» **EXTRACT TO READ**
If the claims were falsified, this is good science, but then the original article does not get a Validated badge. (It is sufficient if the results are within a margin / tolerance and slightly deviate from those results of the original study as long as the main claims in the original article are not changed.)



Review Process

The review process has two primary objectives: encourage improvement of artifacts through proper documentation, and verification that the artifacts meet the aforementioned badge criteria. For this reason, the RE AE Track review process is more of a discussion, and less of a traditional conference review.

The review process will take place via GitHub. Each submission will have a folder under “submissions” with the required submission documents. Additionally, each submission will have an associated GitHub issue where reviewers will interact with the authors.

The entire review process is conducted over a two week period. During this time, the reviewers will check the submitted artifacts against the badge guidelines. Reviewers are encouraged to start the review process early, as it can take time for reviewers and authors to sort out unforeseen issues in the artifacts. If reviewers encounter issues, or simply need clarifications, they will communicate via the GitHub issue. Authors must reply as soon as possible to ensure a timely review process. GitHub offers the ability to subscribe to updates on issues, so you can be notified of new messages immediately via email.

Once the reviewer has checked all badge guidelines, and feels there is no more reasonable improvement that can be made by the authors, they will then make their review final on the GitHub issue. We recommend a clear statement such as “Recommended Badges: Available & Reusable” near the end of the full review. Additional information in the review may include a summary of the artifact, compliments regarding the artifact itself, and is



Download submission instructions here

What to Create (Reusable Badge Only)

» **RAW DATA**
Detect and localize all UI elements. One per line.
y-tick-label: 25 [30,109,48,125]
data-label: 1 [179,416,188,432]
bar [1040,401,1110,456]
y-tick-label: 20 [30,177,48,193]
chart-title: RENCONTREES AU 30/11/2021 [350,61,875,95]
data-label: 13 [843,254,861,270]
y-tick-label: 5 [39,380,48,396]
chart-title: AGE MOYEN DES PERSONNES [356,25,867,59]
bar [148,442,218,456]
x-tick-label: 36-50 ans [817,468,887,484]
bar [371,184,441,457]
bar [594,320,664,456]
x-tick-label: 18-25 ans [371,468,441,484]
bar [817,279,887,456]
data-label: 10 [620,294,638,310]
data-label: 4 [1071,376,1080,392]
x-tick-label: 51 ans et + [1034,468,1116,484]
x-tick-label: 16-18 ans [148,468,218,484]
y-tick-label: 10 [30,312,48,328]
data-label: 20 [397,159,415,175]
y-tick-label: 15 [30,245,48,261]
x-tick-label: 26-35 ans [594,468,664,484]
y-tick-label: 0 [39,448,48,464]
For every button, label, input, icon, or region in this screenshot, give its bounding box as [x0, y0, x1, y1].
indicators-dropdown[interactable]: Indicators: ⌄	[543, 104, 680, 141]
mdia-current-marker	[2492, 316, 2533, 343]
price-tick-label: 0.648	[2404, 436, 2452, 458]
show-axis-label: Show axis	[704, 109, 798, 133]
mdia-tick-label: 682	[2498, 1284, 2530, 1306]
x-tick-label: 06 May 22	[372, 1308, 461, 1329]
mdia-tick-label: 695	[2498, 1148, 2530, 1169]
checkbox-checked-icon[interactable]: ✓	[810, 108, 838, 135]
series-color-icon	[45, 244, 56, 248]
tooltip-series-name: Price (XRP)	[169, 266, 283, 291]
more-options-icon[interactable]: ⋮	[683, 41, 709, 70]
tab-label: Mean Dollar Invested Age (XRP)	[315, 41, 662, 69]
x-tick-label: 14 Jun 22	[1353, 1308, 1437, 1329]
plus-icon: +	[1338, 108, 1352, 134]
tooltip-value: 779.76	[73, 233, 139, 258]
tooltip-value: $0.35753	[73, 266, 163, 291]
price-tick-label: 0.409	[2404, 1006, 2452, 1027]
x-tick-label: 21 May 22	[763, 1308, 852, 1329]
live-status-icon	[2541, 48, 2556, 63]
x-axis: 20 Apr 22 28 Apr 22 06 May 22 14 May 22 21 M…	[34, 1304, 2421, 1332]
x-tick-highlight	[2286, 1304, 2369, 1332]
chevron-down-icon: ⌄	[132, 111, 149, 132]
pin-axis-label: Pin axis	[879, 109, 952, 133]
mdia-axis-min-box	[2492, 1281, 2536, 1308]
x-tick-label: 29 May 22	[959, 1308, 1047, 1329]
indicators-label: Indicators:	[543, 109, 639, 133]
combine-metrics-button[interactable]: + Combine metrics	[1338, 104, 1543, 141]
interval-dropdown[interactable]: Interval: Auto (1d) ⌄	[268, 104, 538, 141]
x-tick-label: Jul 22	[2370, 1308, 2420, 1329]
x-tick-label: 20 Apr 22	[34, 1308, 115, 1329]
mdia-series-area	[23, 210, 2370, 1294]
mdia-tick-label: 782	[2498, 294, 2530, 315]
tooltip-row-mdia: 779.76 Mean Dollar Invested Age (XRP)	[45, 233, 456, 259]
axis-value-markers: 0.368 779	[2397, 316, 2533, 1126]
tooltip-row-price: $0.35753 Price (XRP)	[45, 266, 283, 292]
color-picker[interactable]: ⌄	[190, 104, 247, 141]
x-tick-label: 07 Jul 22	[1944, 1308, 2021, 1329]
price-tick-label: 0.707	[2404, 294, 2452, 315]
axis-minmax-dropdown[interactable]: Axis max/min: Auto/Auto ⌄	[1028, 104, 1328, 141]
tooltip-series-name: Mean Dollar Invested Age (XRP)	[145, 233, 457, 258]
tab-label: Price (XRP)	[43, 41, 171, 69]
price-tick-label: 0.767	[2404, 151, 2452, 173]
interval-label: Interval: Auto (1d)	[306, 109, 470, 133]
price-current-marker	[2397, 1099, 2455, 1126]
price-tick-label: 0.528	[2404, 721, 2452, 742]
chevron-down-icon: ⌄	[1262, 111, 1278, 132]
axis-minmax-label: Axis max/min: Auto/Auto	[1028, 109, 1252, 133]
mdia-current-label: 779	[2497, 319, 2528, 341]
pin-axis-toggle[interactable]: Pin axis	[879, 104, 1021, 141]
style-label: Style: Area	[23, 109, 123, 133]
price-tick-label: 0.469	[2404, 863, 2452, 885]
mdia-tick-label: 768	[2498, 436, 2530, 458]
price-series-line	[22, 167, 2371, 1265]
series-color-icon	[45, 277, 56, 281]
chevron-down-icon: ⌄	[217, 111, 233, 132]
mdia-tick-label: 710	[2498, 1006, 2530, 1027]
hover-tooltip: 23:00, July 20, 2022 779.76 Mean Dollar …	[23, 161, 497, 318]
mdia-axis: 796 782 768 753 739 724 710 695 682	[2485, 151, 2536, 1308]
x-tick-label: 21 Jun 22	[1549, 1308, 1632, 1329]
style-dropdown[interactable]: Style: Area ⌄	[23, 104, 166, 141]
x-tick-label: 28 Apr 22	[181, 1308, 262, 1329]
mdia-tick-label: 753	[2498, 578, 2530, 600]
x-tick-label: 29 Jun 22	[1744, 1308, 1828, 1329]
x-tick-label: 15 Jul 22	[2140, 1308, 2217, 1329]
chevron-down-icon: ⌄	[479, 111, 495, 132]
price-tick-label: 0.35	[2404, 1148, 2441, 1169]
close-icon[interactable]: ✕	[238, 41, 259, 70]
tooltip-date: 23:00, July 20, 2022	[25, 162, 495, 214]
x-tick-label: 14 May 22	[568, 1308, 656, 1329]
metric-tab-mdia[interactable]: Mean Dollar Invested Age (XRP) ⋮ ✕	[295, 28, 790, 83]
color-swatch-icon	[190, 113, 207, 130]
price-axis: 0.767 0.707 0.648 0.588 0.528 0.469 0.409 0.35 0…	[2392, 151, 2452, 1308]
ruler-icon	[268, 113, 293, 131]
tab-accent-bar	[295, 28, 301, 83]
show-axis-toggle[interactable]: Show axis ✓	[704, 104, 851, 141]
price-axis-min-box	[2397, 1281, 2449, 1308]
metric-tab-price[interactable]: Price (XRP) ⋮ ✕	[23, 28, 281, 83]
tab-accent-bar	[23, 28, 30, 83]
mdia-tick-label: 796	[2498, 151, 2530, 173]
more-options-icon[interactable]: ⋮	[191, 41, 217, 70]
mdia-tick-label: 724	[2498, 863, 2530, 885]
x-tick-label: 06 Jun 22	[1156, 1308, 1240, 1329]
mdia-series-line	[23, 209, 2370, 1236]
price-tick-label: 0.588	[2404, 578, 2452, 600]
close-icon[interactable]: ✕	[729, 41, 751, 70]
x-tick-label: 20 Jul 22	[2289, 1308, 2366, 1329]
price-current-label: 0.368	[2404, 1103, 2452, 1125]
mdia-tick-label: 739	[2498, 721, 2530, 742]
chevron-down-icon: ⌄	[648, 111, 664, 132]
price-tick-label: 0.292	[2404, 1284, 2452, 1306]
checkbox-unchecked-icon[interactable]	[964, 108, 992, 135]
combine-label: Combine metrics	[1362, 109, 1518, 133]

» **WHAT THIS EXERCISE ASKS**
a) Summarize the text on the artifact review process in two sentences.
b) Carry on the text about the artifact review process from where it stops.

» **EXPECTED RESULTS**
a) The RE AE Track review aims to improve artifacts through proper documentation and to verify that they meet the badge criteria, so it works more like a discussion than a traditional conference review and takes place on GitHub, where each submission has a folder and an issue. Over a two-week period, reviewers check the artifacts against the badge guidelines and raise problems or questions on the issue, authors reply as soon as possible, and reviewers post a final review once no more reasonable improvement can be made.

b)
The Reusable badge requires additional documents to be created and stored with your artifact. These will improve your artifact greatly and guide the reviewer through your work. Note: Do Not Submit these files. They should remain with your artifact at all times.

README.md Standard file describing the artifact in great detail. Minimum sections required:
Summary of Artifacts (why does this artifact exist and what does it do?)
Author Information (List all authors and how to cite work that uses this artifact)
Description of Artifacts (describe each the files, including what was not included)
System Requirements (required system, programs, etc. to run the artifact)
Installation Instructions (how to go from nothing to a running artifact)
Steps to Reproduce (which commands produce which tables, figures, etc.)
LICENSE.md Attach the license applied to this artifact. Note that open science requires open-source licenses.
Artifacts may be rejected if the license is too restrictive.

What to Submit:

SUBMISSION.md This file describes your submission. Required sections:
Requested Badges (requested badges must include qualification justification)
Artifacts Location (link to an upload of your artifact online: Zenodo, FigShare, Github, institutional repo, etc.) If you like Github for open source collaboration, consider integrating with Zenodo to create a permanent archive that is citable.
Pre-Print Location (reviewers need to check details in the pre-print)
1-Page Report (Validated Badges Only) Describe the validation: summarise in an abstract, and then detail the reuse by describing the who, what, why and how of the validation work. Include a short discussion of the findings of the validation work and how it pertains to the original article.

How to Submit:

The RE AE process will be conducted via the RE’21 AE Track Github repository Submissions will be submitted by authors via Pull Requests, and review discussions will take place via a single Github Issue for each submission.

  1. Fork the RE’21 AE Track Github repository.
  2. Create a folder titled “firstAuthorLastName_RE_AE” (e.g. “Montgomery_RE_AE”) under the “submissions” folder. See example in RE AE Track repository.
  3. Add the required submission documents (listed above) to that folder.
  4. Open a Pull Request to merge your fork back into the RE AE Track GitHub repository.